» Written request: Every entry must be given again exactly.

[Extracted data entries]
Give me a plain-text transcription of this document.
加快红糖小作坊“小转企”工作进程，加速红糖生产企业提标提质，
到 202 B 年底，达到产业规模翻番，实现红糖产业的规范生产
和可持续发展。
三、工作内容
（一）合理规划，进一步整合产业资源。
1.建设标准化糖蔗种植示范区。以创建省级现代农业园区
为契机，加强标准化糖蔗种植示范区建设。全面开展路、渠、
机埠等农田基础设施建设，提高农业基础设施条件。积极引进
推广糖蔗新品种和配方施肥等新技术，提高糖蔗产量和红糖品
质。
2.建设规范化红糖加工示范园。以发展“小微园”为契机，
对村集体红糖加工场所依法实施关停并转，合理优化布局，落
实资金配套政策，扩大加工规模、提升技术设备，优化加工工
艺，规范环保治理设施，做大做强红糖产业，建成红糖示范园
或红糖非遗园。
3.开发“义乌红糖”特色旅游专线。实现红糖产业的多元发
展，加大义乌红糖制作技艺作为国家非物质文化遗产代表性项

» Full answer:
Give me a plain-text transcription of this document.
加快红糖小作坊“小转企”工作进程，加速红糖生产企业提标提质，
到 202 B 年底，达到产业规模翻番，实现红糖产业的规范生产
和可持续发展。
三、工作内容
（一）合理规划，进一步整合产业资源。
1.建设标准化糖蔗种植示范区。以创建省级现代农业园区
为契机，加强标准化糖蔗种植示范区建设。全面开展路、渠、
机埠等农田基础设施建设，提高农业基础设施条件。积极引进
推广糖蔗新品种和配方施肥等新技术，提高糖蔗产量和红糖品
质。
2.建设规范化红糖加工示范园。以发展“小微园”为契机，
对村集体红糖加工场所依法实施关停并转，合理优化布局，落
实资金配套政策，扩大加工规模、提升技术设备，优化加工工
艺，规范环保治理设施，做大做强红糖产业，建成红糖示范园
或红糖非遗园。
3.开发“义乌红糖”特色旅游专线。实现红糖产业的多元发
展，加大义乌红糖制作技艺作为国家非物质文化遗产代表性项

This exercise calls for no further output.